◆ **Task prompt**: Work out how many lines in the entries below include the word "borta". Give nothing but the number.

◆ **Data rows**:

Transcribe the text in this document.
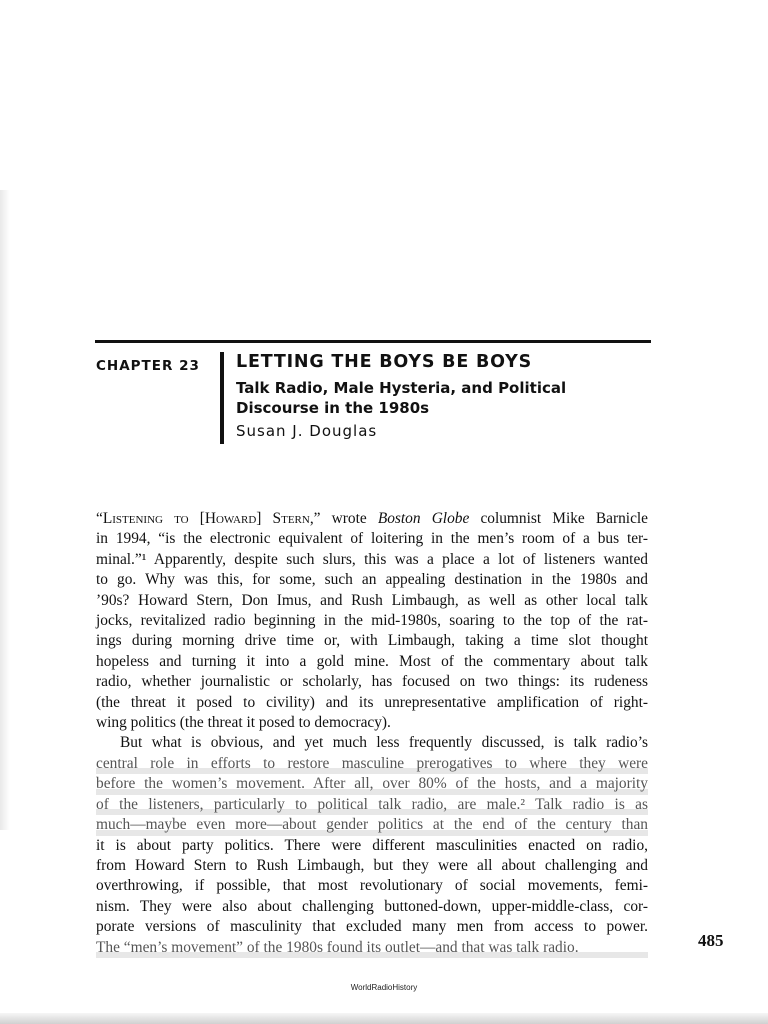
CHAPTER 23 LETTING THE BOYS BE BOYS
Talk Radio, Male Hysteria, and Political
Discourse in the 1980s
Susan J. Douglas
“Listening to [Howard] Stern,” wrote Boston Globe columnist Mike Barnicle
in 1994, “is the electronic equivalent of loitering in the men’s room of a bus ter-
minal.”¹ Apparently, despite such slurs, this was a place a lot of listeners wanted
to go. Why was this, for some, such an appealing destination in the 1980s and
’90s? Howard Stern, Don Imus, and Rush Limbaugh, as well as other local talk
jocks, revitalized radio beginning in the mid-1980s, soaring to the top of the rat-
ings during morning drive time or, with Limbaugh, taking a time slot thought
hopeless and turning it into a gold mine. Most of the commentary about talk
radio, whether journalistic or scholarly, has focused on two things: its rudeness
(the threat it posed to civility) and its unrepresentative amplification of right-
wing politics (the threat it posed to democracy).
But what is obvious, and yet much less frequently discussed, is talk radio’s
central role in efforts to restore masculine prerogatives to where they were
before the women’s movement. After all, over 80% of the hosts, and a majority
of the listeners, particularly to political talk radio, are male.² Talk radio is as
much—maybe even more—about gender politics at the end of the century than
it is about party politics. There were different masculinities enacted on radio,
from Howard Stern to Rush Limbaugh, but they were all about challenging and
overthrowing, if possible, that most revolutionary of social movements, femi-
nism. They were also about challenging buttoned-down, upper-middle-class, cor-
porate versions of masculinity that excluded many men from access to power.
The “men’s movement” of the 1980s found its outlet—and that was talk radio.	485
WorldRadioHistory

* * *

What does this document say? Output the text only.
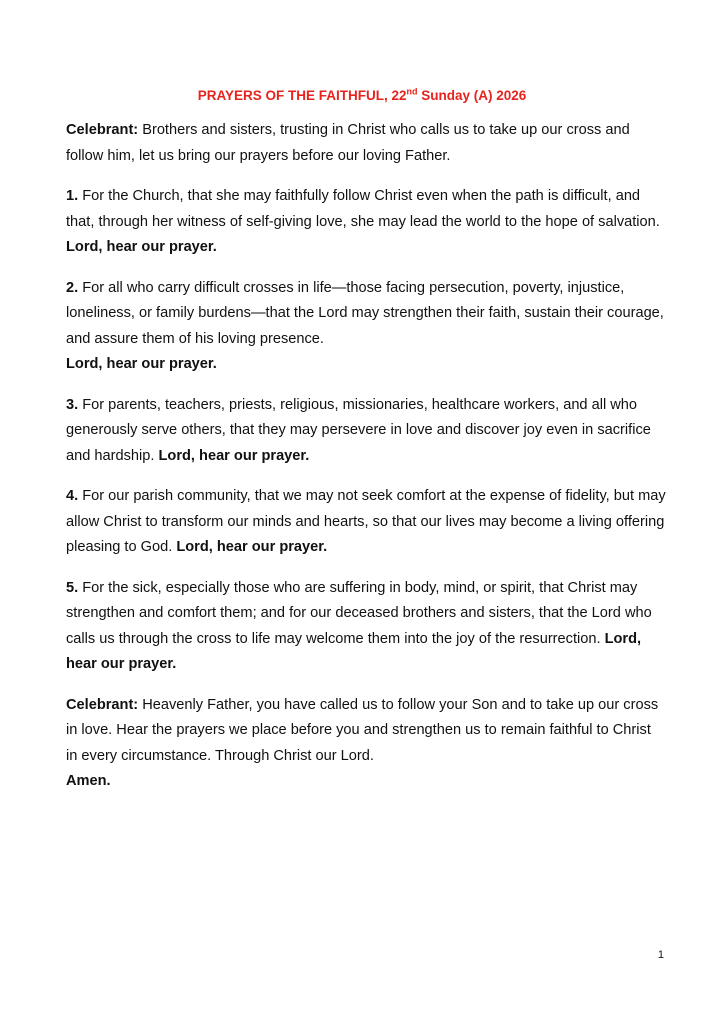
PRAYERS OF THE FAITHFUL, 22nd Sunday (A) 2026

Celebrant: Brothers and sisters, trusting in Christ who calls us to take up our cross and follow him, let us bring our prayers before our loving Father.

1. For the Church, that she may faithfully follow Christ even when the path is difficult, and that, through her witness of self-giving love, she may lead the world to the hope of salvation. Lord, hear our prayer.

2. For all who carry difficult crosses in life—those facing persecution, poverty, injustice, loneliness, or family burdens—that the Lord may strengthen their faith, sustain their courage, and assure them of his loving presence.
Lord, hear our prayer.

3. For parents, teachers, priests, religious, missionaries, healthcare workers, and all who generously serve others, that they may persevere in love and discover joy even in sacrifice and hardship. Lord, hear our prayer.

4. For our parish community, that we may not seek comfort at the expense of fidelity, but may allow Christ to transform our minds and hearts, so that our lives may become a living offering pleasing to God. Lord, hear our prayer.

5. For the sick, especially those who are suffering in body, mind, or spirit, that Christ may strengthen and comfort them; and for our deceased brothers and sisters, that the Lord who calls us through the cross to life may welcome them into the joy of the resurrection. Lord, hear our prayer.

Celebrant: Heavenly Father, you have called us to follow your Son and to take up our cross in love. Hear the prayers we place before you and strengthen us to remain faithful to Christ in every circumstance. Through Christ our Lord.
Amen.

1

...

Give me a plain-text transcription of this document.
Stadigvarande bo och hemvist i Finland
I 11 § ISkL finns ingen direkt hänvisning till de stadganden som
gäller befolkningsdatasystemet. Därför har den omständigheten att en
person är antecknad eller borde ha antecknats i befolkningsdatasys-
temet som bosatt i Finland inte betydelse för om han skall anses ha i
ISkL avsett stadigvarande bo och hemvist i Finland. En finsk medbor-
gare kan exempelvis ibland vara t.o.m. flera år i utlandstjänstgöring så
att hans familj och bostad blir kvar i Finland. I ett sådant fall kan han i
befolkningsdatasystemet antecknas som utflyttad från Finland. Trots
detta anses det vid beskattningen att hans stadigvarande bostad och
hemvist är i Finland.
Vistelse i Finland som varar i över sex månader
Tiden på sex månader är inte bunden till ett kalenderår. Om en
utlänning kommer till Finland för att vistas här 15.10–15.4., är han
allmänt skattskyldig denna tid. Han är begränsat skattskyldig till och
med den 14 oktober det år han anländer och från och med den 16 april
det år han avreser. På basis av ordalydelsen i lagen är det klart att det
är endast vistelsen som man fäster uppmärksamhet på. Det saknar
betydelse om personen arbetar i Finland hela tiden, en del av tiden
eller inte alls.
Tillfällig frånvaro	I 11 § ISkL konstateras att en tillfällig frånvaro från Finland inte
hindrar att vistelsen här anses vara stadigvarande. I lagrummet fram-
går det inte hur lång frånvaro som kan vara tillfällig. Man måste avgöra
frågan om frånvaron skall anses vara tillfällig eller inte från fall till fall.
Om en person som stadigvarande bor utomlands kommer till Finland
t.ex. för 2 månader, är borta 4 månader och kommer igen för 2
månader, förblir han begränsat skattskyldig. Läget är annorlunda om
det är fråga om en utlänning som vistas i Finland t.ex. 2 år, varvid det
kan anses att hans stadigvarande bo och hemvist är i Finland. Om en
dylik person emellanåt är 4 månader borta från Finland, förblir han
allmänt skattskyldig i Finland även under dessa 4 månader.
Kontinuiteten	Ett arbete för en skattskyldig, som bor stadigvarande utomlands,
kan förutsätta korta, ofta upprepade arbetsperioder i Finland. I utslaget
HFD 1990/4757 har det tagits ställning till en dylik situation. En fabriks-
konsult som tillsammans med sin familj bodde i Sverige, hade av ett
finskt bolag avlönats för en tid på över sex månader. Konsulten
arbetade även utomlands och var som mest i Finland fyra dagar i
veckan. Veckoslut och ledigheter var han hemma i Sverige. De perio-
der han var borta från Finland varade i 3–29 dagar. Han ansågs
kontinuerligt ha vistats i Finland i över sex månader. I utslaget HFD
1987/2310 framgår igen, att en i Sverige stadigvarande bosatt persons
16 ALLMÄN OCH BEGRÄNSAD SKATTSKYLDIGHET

◆ **Answer to the task**: 3